* start *

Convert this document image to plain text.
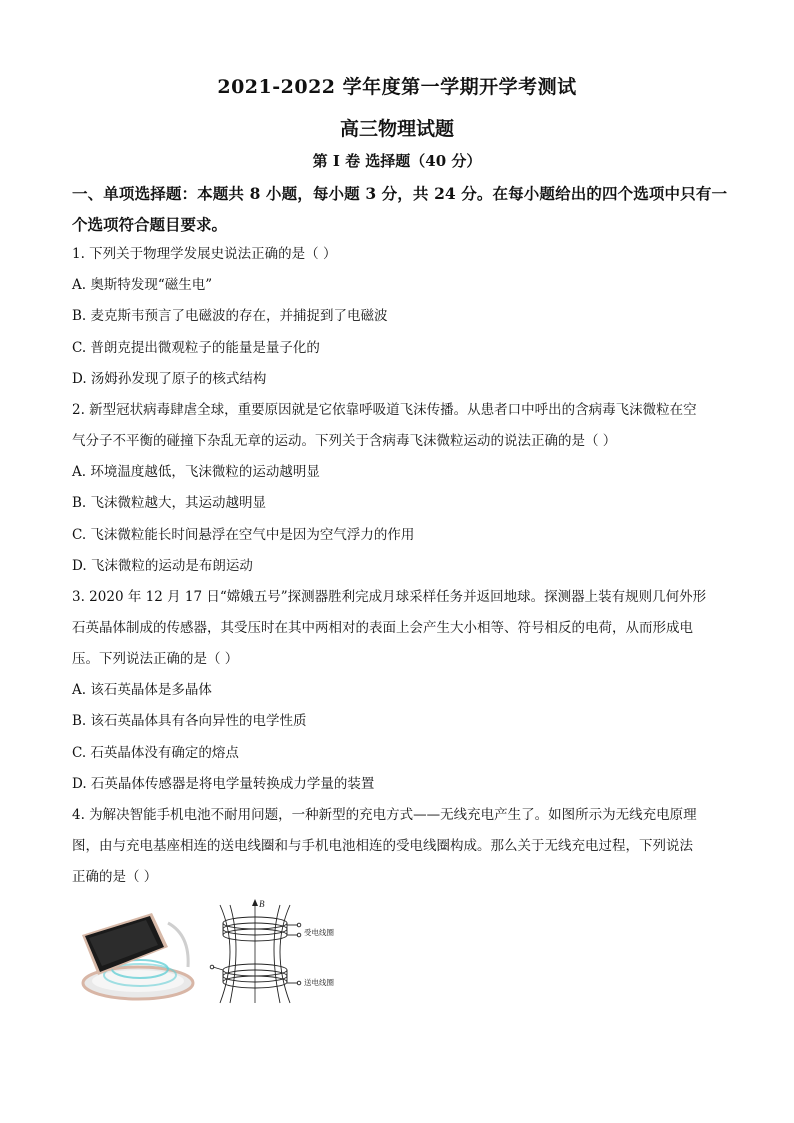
2021-2022 学年度第一学期开学考测试
高三物理试题
第 I 卷 选择题（40 分）
一、单项选择题：本题共 8 小题，每小题 3 分，共 24 分。在每小题给出的四个选项中只有一个选项符合题目要求。
1. 下列关于物理学发展史说法正确的是（ ）
A. 奥斯特发现“磁生电”
B. 麦克斯韦预言了电磁波的存在，并捕捉到了电磁波
C. 普朗克提出微观粒子的能量是量子化的
D. 汤姆孙发现了原子的核式结构
2. 新型冠状病毒肆虐全球，重要原因就是它依靠呼吸道飞沫传播。从患者口中呼出的含病毒飞沫微粒在空
气分子不平衡的碰撞下杂乱无章的运动。下列关于含病毒飞沫微粒运动的说法正确的是（ ）
A. 环境温度越低，飞沫微粒的运动越明显
B. 飞沫微粒越大，其运动越明显
C. 飞沫微粒能长时间悬浮在空气中是因为空气浮力的作用
D. 飞沫微粒的运动是布朗运动
3. 2020 年 12 月 17 日“嫦娥五号”探测器胜利完成月球采样任务并返回地球。探测器上装有规则几何外形
石英晶体制成的传感器，其受压时在其中两相对的表面上会产生大小相等、符号相反的电荷，从而形成电
压。下列说法正确的是（ ）
A. 该石英晶体是多晶体
B. 该石英晶体具有各向异性的电学性质
C. 石英晶体没有确定的熔点
D. 石英晶体传感器是将电学量转换成力学量的装置
4. 为解决智能手机电池不耐用问题，一种新型的充电方式——无线充电产生了。如图所示为无线充电原理
图，由与充电基座相连的送电线圈和与手机电池相连的受电线圈构成。那么关于无线充电过程，下列说法
正确的是（ ）
B
受电线圈
送电线圈
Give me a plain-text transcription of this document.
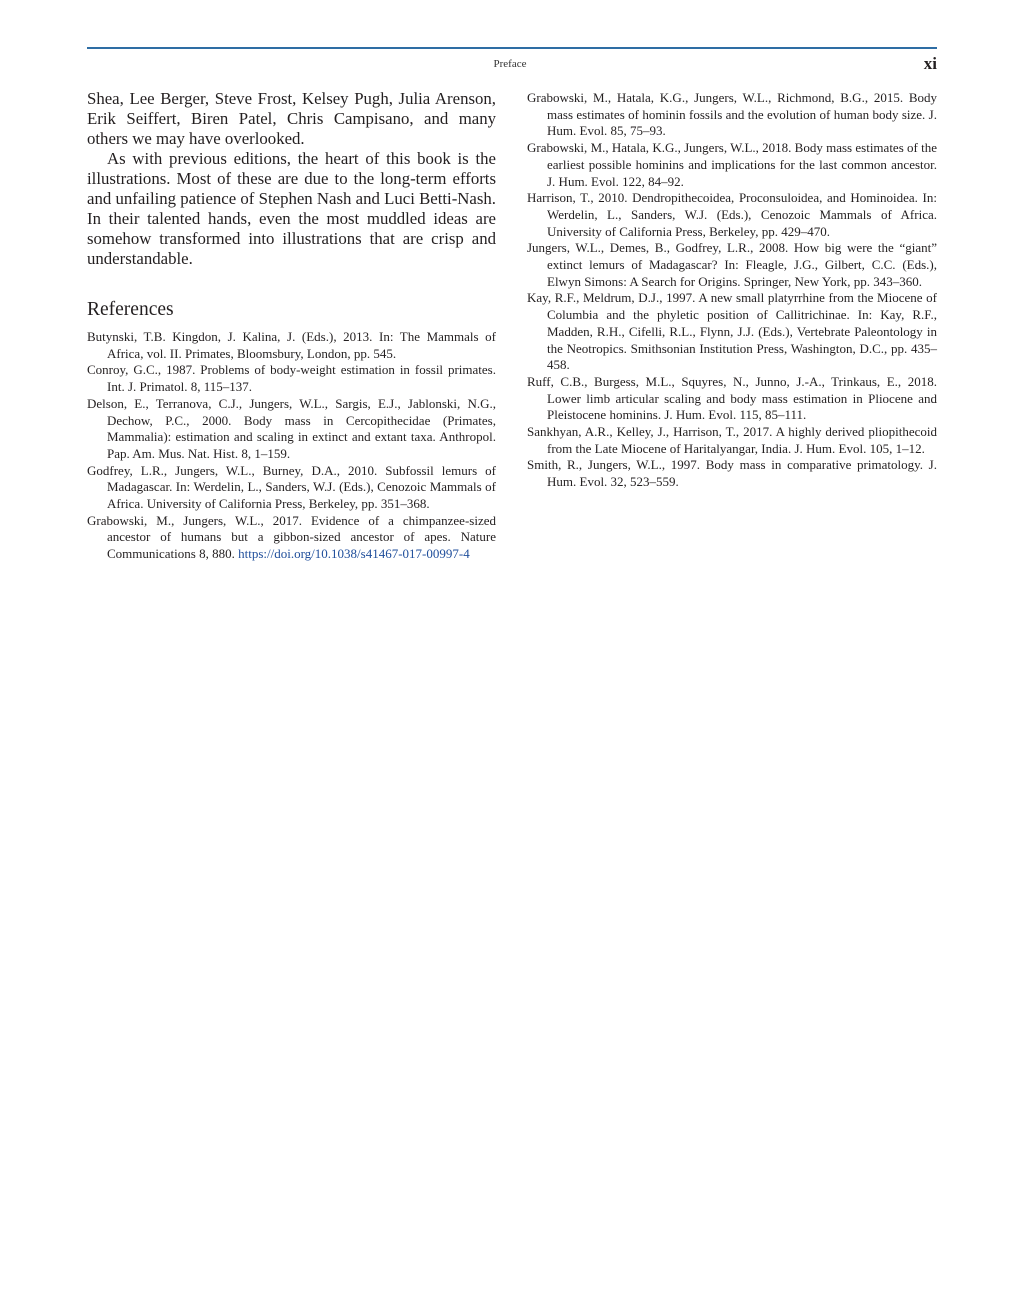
Preface	xi

Shea, Lee Berger, Steve Frost, Kelsey Pugh, Julia Arenson, Erik Seiffert, Biren Patel, Chris Campisano, and many others we may have overlooked.

As with previous editions, the heart of this book is the illustrations. Most of these are due to the long-term efforts and unfailing patience of Stephen Nash and Luci Betti-Nash. In their talented hands, even the most muddled ideas are somehow transformed into illustrations that are crisp and understandable.

References
Butynski, T.B. Kingdon, J. Kalina, J. (Eds.), 2013. In: The Mammals of Africa, vol. II. Primates, Bloomsbury, London, pp. 545.
Conroy, G.C., 1987. Problems of body-weight estimation in fossil primates. Int. J. Primatol. 8, 115–137.
Delson, E., Terranova, C.J., Jungers, W.L., Sargis, E.J., Jablonski, N.G., Dechow, P.C., 2000. Body mass in Cercopithecidae (Primates, Mammalia): estimation and scaling in extinct and extant taxa. Anthropol. Pap. Am. Mus. Nat. Hist. 8, 1–159.
Godfrey, L.R., Jungers, W.L., Burney, D.A., 2010. Subfossil lemurs of Madagascar. In: Werdelin, L., Sanders, W.J. (Eds.), Cenozoic Mammals of Africa. University of California Press, Berkeley, pp. 351–368.
Grabowski, M., Jungers, W.L., 2017. Evidence of a chimpanzee-sized ancestor of humans but a gibbon-sized ancestor of apes. Nature Communications 8, 880. https://doi.org/10.1038/s41467-017-00997-4
Grabowski, M., Hatala, K.G., Jungers, W.L., Richmond, B.G., 2015. Body mass estimates of hominin fossils and the evolution of human body size. J. Hum. Evol. 85, 75–93.
Grabowski, M., Hatala, K.G., Jungers, W.L., 2018. Body mass estimates of the earliest possible hominins and implications for the last common ancestor. J. Hum. Evol. 122, 84–92.
Harrison, T., 2010. Dendropithecoidea, Proconsuloidea, and Hominoidea. In: Werdelin, L., Sanders, W.J. (Eds.), Cenozoic Mammals of Africa. University of California Press, Berkeley, pp. 429–470.
Jungers, W.L., Demes, B., Godfrey, L.R., 2008. How big were the “giant” extinct lemurs of Madagascar? In: Fleagle, J.G., Gilbert, C.C. (Eds.), Elwyn Simons: A Search for Origins. Springer, New York, pp. 343–360.
Kay, R.F., Meldrum, D.J., 1997. A new small platyrrhine from the Miocene of Columbia and the phyletic position of Callitrichinae. In: Kay, R.F., Madden, R.H., Cifelli, R.L., Flynn, J.J. (Eds.), Vertebrate Paleontology in the Neotropics. Smithsonian Institution Press, Washington, D.C., pp. 435–458.
Ruff, C.B., Burgess, M.L., Squyres, N., Junno, J.-A., Trinkaus, E., 2018. Lower limb articular scaling and body mass estimation in Pliocene and Pleistocene hominins. J. Hum. Evol. 115, 85–111.
Sankhyan, A.R., Kelley, J., Harrison, T., 2017. A highly derived pliopithecoid from the Late Miocene of Haritalyangar, India. J. Hum. Evol. 105, 1–12.
Smith, R., Jungers, W.L., 1997. Body mass in comparative primatology. J. Hum. Evol. 32, 523–559.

* end *

● Your goal: Only the number is required: the count of lines containing the word "estimation".

● Exercise output: 3